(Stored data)
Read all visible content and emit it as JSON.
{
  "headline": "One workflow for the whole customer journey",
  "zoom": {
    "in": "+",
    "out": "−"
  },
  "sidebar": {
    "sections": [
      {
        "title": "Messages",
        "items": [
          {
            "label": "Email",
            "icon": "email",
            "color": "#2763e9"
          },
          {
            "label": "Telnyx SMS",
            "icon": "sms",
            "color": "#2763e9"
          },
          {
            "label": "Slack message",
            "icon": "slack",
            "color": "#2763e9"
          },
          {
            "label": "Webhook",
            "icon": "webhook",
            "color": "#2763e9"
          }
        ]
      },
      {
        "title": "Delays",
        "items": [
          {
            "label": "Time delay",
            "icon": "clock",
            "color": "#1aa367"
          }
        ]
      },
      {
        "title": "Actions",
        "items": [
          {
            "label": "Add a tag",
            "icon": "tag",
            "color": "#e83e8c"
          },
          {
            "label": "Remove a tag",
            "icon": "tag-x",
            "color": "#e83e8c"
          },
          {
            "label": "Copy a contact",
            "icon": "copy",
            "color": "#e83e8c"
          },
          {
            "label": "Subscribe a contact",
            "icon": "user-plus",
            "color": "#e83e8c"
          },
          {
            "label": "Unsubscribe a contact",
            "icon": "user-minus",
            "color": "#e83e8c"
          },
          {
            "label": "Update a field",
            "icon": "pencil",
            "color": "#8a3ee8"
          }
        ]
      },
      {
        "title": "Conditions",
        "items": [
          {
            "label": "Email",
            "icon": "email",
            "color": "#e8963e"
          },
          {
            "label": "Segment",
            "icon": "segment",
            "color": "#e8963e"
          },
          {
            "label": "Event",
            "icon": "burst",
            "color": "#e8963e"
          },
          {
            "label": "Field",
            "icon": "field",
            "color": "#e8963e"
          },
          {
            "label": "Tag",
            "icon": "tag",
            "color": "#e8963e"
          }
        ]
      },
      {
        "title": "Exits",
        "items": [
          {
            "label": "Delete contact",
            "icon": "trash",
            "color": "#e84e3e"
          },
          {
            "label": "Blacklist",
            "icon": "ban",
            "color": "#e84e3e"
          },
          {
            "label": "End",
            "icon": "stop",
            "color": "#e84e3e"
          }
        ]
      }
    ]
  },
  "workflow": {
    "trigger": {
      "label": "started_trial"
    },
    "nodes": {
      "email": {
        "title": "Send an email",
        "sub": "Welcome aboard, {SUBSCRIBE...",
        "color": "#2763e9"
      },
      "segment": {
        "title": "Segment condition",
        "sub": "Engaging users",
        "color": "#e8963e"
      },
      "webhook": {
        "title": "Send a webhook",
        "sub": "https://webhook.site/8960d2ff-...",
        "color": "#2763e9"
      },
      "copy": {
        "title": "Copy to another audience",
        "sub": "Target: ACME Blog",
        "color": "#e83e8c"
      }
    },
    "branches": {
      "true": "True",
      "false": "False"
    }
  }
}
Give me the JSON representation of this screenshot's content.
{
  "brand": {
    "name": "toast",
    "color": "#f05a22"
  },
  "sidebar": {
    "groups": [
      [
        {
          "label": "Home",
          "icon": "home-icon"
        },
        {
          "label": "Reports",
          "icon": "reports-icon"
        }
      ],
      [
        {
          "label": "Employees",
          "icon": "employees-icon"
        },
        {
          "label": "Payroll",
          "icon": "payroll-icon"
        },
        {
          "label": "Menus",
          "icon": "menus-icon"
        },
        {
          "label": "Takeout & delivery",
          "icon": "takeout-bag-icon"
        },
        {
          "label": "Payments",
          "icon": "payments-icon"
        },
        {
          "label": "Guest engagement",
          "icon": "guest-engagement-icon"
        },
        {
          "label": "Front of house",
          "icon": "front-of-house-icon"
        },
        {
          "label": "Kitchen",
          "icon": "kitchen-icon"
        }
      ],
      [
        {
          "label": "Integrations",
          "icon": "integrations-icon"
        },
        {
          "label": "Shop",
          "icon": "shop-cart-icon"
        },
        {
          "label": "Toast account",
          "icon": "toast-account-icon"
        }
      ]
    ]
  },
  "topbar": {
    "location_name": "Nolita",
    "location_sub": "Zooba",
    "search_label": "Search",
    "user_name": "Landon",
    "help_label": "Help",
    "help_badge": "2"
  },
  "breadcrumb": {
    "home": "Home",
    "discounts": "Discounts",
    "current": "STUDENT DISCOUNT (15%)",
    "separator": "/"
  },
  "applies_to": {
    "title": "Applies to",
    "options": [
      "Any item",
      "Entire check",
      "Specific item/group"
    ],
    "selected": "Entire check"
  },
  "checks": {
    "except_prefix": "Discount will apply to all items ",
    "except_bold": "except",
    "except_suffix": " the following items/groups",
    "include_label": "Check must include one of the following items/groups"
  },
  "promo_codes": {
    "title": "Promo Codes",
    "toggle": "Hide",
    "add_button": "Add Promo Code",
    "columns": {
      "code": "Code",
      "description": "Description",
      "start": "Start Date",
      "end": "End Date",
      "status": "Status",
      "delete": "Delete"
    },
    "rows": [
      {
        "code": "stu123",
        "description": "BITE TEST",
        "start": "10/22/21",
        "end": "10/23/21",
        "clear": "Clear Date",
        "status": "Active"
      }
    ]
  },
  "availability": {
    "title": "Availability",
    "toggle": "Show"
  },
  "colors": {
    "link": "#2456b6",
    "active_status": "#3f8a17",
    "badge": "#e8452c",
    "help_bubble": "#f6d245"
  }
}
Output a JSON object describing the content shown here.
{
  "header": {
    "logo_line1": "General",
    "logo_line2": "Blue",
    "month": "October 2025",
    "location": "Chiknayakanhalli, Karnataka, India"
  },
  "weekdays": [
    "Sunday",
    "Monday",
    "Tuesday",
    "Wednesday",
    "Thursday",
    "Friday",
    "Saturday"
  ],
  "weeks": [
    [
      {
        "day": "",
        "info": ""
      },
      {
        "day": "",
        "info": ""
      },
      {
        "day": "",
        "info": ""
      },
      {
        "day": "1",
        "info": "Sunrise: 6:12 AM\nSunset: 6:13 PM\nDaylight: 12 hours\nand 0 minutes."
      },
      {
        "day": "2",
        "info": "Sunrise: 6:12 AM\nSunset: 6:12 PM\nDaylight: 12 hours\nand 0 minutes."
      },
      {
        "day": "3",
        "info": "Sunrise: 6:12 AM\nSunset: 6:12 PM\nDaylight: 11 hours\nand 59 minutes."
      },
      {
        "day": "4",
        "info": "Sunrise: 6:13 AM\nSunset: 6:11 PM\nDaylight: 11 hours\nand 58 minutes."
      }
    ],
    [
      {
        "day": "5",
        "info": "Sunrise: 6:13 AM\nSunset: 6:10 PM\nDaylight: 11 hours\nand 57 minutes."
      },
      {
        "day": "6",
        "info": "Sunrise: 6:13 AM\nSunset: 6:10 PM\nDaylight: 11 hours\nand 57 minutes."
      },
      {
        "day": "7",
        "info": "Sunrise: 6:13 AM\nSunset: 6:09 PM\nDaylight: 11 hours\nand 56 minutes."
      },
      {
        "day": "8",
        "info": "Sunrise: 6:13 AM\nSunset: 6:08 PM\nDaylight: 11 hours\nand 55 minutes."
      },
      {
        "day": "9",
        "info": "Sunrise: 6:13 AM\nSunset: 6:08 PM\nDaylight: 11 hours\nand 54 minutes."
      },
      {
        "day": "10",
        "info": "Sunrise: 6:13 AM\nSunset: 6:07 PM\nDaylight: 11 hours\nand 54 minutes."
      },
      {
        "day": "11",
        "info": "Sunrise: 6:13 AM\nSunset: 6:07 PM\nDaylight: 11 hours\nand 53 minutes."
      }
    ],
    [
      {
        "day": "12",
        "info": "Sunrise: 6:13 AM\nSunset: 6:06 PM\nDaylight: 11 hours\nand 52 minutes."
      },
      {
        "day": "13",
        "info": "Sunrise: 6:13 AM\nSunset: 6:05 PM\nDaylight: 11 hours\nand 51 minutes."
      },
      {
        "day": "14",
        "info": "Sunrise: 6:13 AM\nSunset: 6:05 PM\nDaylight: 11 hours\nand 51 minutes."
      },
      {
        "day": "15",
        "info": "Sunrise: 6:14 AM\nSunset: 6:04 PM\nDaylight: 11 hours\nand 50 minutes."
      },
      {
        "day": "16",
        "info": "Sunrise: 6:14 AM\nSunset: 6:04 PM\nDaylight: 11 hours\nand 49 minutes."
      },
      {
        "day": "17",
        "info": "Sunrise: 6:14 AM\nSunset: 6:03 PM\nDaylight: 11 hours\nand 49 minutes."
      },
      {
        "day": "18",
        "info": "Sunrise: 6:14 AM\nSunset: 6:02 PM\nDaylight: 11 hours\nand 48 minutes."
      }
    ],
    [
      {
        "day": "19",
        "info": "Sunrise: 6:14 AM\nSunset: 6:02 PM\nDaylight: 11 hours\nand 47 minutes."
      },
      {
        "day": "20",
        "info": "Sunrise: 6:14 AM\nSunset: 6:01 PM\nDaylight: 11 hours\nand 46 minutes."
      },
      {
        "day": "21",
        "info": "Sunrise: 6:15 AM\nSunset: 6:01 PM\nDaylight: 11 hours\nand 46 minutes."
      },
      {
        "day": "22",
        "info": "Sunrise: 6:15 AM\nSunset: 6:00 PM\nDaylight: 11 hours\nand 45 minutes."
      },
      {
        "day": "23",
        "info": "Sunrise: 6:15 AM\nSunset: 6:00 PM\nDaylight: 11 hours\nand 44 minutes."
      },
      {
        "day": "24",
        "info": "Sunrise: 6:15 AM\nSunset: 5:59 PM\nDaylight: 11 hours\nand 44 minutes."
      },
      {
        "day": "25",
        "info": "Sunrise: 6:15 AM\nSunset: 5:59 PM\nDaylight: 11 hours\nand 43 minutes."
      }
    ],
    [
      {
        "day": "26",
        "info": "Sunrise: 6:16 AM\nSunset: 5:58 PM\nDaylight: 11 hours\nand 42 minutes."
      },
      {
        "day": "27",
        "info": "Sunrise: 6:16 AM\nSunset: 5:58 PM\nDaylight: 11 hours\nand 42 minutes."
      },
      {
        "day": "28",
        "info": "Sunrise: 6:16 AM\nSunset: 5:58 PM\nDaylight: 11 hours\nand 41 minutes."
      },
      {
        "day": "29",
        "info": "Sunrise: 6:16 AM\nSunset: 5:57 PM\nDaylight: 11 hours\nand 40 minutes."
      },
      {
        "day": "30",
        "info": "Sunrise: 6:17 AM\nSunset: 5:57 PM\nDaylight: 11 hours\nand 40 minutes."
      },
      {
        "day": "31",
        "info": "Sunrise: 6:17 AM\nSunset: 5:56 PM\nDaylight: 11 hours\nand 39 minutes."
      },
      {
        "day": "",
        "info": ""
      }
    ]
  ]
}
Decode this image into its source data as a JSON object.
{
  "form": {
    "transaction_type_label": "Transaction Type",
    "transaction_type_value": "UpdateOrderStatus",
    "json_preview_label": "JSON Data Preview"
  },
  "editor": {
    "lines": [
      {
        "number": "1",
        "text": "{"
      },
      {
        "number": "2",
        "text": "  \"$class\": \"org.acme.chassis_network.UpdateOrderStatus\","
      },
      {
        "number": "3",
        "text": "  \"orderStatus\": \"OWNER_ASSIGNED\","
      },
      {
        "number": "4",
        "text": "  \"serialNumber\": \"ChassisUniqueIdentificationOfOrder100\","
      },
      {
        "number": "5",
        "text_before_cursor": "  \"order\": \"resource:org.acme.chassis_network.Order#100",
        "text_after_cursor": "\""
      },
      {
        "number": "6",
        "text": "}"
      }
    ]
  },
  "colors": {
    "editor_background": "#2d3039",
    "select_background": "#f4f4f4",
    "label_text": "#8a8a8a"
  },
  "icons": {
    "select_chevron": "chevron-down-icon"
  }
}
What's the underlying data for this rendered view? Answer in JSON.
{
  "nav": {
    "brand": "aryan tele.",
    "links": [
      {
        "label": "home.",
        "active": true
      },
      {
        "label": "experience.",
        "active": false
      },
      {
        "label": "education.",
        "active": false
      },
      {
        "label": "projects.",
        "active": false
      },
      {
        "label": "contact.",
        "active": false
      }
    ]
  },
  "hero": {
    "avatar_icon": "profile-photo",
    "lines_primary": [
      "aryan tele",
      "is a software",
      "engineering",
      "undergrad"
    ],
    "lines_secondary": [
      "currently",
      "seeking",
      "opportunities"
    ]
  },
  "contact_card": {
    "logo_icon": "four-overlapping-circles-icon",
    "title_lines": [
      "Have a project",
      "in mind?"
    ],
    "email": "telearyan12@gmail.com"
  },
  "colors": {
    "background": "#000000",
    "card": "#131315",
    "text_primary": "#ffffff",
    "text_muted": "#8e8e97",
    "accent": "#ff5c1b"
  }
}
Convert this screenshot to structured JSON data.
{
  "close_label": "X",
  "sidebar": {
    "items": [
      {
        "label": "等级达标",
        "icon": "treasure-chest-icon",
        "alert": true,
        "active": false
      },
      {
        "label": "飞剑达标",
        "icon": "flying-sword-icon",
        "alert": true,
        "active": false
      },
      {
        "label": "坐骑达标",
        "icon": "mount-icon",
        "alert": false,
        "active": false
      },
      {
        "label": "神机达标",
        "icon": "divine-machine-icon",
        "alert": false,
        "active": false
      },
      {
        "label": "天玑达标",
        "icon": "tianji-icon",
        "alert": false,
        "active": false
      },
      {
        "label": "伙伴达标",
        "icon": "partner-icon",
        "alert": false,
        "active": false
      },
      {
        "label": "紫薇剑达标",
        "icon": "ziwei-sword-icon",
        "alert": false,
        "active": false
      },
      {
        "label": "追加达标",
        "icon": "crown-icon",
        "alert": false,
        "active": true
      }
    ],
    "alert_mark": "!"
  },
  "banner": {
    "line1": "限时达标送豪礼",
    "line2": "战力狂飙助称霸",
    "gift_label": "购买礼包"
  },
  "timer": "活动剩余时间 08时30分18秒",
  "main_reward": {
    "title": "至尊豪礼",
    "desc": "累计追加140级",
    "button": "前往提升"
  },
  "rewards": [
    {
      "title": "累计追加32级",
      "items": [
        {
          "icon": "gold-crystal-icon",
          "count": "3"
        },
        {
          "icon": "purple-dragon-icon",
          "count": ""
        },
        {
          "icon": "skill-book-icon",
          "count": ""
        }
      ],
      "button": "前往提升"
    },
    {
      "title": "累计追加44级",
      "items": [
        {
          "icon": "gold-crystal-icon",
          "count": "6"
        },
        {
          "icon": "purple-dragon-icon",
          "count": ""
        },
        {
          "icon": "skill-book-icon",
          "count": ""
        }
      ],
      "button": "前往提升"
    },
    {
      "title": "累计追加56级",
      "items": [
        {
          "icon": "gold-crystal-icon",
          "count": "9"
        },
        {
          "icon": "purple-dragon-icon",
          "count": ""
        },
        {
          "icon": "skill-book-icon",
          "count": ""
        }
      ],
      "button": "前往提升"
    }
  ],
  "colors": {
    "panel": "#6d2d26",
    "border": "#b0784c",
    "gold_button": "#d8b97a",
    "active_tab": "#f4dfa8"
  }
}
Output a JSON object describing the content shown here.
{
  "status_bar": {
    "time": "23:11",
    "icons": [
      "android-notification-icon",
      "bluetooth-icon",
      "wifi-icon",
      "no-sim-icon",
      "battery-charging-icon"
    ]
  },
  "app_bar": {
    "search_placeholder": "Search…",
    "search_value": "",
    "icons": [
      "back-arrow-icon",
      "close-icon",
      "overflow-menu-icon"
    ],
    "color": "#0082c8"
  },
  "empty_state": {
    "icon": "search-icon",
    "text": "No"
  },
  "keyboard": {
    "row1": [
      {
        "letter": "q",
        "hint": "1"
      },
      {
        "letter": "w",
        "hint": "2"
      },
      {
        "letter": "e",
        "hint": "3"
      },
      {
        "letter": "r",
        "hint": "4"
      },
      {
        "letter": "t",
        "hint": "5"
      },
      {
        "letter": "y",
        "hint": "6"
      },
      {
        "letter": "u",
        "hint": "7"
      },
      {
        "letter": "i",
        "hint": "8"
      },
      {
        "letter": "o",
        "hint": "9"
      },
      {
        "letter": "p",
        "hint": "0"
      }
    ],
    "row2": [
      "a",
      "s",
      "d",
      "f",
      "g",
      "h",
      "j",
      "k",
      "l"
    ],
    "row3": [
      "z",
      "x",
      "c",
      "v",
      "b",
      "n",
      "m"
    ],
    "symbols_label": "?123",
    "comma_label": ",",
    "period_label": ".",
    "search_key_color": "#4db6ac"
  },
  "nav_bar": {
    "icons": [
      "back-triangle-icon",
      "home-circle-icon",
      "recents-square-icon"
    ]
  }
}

Given request – Show every line above in which the word "workflow" occurs.

The result –
  "headline": "One workflow for the whole customer journey",
  "workflow": {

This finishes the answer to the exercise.